(Work to complete):
Copy the data below word for word, every line of it, but leave out the pictures.

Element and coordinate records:
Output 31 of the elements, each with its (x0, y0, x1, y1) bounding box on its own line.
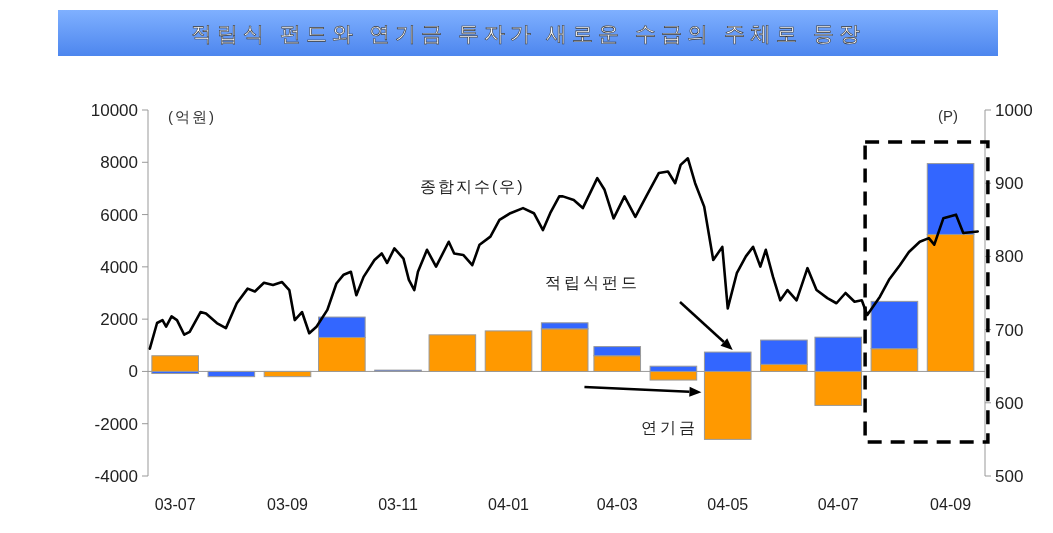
x-tick-label: 04-05 (707, 496, 749, 513)
bar (649, 370, 698, 381)
y-tick-label: 6000 (100, 205, 138, 225)
chart-title: 적립식 펀드와 연기금 투자가 새로운 수급의 주체로 등장 (191, 22, 865, 45)
y-tick-label: 8000 (100, 153, 138, 173)
x-tick-label: 04-01 (488, 496, 530, 513)
x-tick-label: 04-07 (817, 496, 859, 513)
x-tick-label: 03-07 (154, 496, 196, 513)
series-label: 종합지수(우) (420, 178, 525, 195)
y2-axis-title: (P) (938, 107, 958, 124)
series-label: 연기금 (641, 418, 699, 436)
y2-tick-label: 700 (995, 320, 1024, 340)
bar (151, 355, 199, 372)
x-tick-label: 03-09 (267, 496, 309, 513)
y2-tick-label: 600 (995, 393, 1024, 413)
y-axis-title: (억원) (168, 108, 216, 125)
x-tick-label: 04-03 (596, 496, 638, 513)
x-tick-label: 03-11 (378, 496, 418, 513)
y2-tick-label: 1000 (995, 101, 1033, 120)
y-tick-label: -2000 (94, 414, 138, 434)
y-tick-label: 0 (128, 362, 138, 382)
y2-tick-label: 900 (995, 174, 1024, 194)
y-tick-label: 4000 (100, 257, 138, 277)
y-tick-label: 10000 (90, 101, 138, 120)
y-tick-label: -4000 (94, 467, 138, 486)
line-series (148, 157, 980, 350)
y2-tick-label: 800 (995, 247, 1024, 267)
y-tick-label: 2000 (100, 310, 138, 330)
x-tick-label: 04-09 (930, 496, 972, 513)
y2-tick-label: 500 (995, 467, 1024, 486)
series-label: 적립식펀드 (545, 274, 640, 291)
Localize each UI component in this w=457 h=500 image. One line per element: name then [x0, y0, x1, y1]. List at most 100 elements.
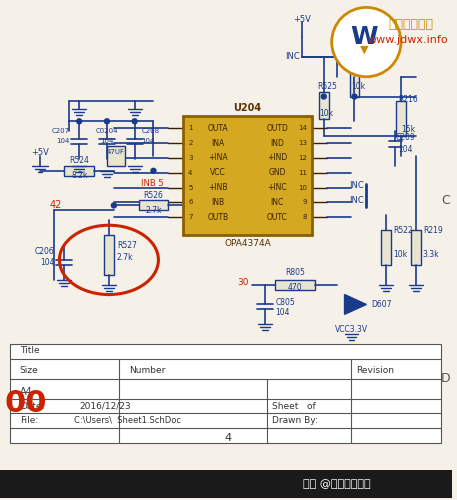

(Finished exercise):
Output 31 of the elements, each with its (x0, y0, x1, y1) bounding box on its own line.
x-tick-label: 04-05 (707, 496, 749, 513)
bar (649, 370, 698, 381)
y-tick-label: 6000 (100, 205, 138, 225)
chart-title: 적립식 펀드와 연기금 투자가 새로운 수급의 주체로 등장 (191, 22, 865, 45)
y-tick-label: 8000 (100, 153, 138, 173)
x-tick-label: 04-01 (488, 496, 530, 513)
x-tick-label: 04-07 (817, 496, 859, 513)
x-tick-label: 03-07 (154, 496, 196, 513)
series-label: 종합지수(우) (420, 178, 525, 195)
y2-axis-title: (P) (938, 107, 958, 124)
series-label: 연기금 (641, 418, 699, 436)
y2-tick-label: 700 (995, 320, 1024, 340)
bar (151, 355, 199, 372)
x-tick-label: 03-09 (267, 496, 309, 513)
y2-tick-label: 600 (995, 393, 1024, 413)
y-axis-title: (억원) (168, 108, 216, 125)
x-tick-label: 04-03 (596, 496, 638, 513)
x-tick-label: 03-11 (378, 496, 418, 513)
y2-tick-label: 1000 (995, 101, 1033, 120)
y-tick-label: -2000 (94, 414, 138, 434)
y-tick-label: 0 (128, 362, 138, 382)
y2-tick-label: 900 (995, 174, 1024, 194)
y-tick-label: 4000 (100, 257, 138, 277)
y-tick-label: 10000 (90, 101, 138, 120)
y-tick-label: -4000 (94, 467, 138, 486)
line-series (148, 157, 980, 350)
y2-tick-label: 800 (995, 247, 1024, 267)
y-tick-label: 2000 (100, 310, 138, 330)
x-tick-label: 04-09 (930, 496, 972, 513)
y2-tick-label: 500 (995, 467, 1024, 486)
series-label: 적립식펀드 (545, 274, 640, 291)
Localize each UI component in this w=457 h=500 image. One line per element: name then [x0, y0, x1, y1]. List at most 100 elements.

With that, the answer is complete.